THE PROBLEM - Reproduce the data below in full and exclude every picture.

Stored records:

════════

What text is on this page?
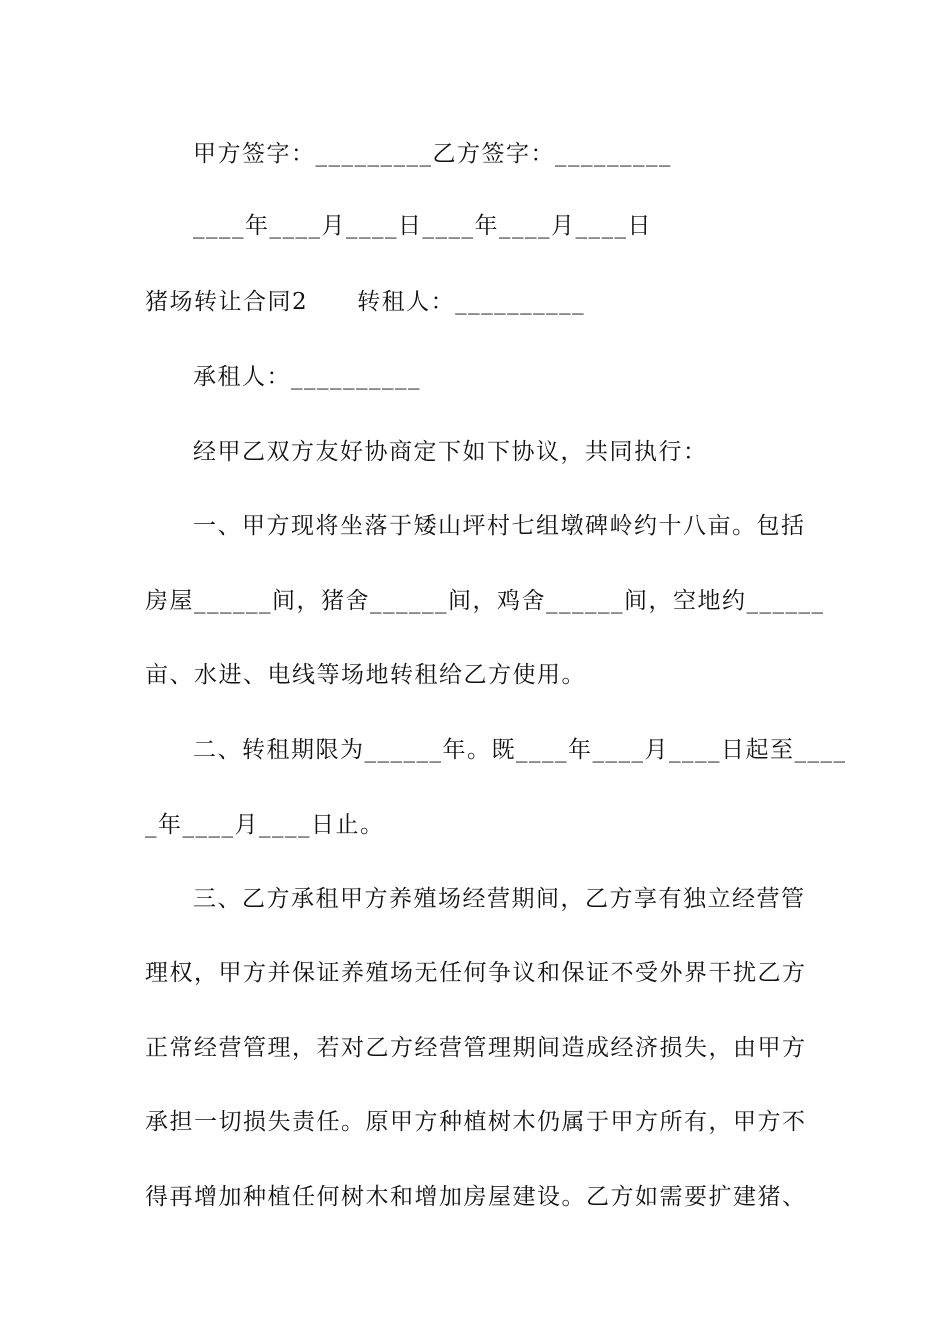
甲方签字：_________乙方签字：_________
____年____月____日____年____月____日
猪场转让合同2　　转租人：__________
承租人：__________
经甲乙双方友好协商定下如下协议，共同执行：
一、甲方现将坐落于矮山坪村七组墩碑岭约十八亩。包括
房屋______间，猪舍______间，鸡舍______间，空地约______
亩、水进、电线等场地转租给乙方使用。
二、转租期限为______年。既____年____月____日起至____
_年____月____日止。
三、乙方承租甲方养殖场经营期间，乙方享有独立经营管
理权，甲方并保证养殖场无任何争议和保证不受外界干扰乙方
正常经营管理，若对乙方经营管理期间造成经济损失，由甲方
承担一切损失责任。原甲方种植树木仍属于甲方所有，甲方不
得再增加种植任何树木和增加房屋建设。乙方如需要扩建猪、
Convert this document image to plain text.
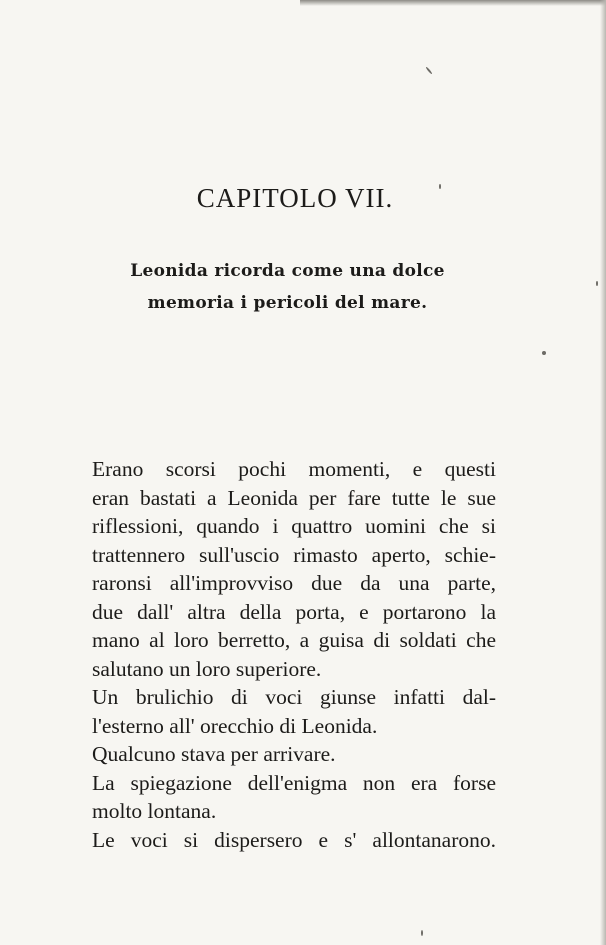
CAPITOLO VII.
Leonida ricorda come una dolce
memoria i pericoli del mare.
Erano scorsi pochi momenti, e questi
eran bastati a Leonida per fare tutte le sue
riflessioni, quando i quattro uomini che si
trattennero sull'uscio rimasto aperto, schie-
raronsi all'improvviso due da una parte,
due dall' altra della porta, e portarono la
mano al loro berretto, a guisa di soldati che
salutano un loro superiore.
Un brulichio di voci giunse infatti dal-
l'esterno all' orecchio di Leonida.
Qualcuno stava per arrivare.
La spiegazione dell'enigma non era forse
molto lontana.
Le voci si dispersero e s' allontanarono.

════════

OUTPUT FOR THIS EXERCISE -
What text is on this page?
甲方签字：_________乙方签字：_________
____年____月____日____年____月____日
猪场转让合同2　　转租人：__________
承租人：__________
经甲乙双方友好协商定下如下协议，共同执行：
一、甲方现将坐落于矮山坪村七组墩碑岭约十八亩。包括
房屋______间，猪舍______间，鸡舍______间，空地约______
亩、水进、电线等场地转租给乙方使用。
二、转租期限为______年。既____年____月____日起至____
_年____月____日止。
三、乙方承租甲方养殖场经营期间，乙方享有独立经营管
理权，甲方并保证养殖场无任何争议和保证不受外界干扰乙方
正常经营管理，若对乙方经营管理期间造成经济损失，由甲方
承担一切损失责任。原甲方种植树木仍属于甲方所有，甲方不
得再增加种植任何树木和增加房屋建设。乙方如需要扩建猪、
Convert this document image to plain text.
CAPITOLO VII.
Leonida ricorda come una dolce
memoria i pericoli del mare.
Erano scorsi pochi momenti, e questi
eran bastati a Leonida per fare tutte le sue
riflessioni, quando i quattro uomini che si
trattennero sull'uscio rimasto aperto, schie-
raronsi all'improvviso due da una parte,
due dall' altra della porta, e portarono la
mano al loro berretto, a guisa di soldati che
salutano un loro superiore.
Un brulichio di voci giunse infatti dal-
l'esterno all' orecchio di Leonida.
Qualcuno stava per arrivare.
La spiegazione dell'enigma non era forse
molto lontana.
Le voci si dispersero e s' allontanarono.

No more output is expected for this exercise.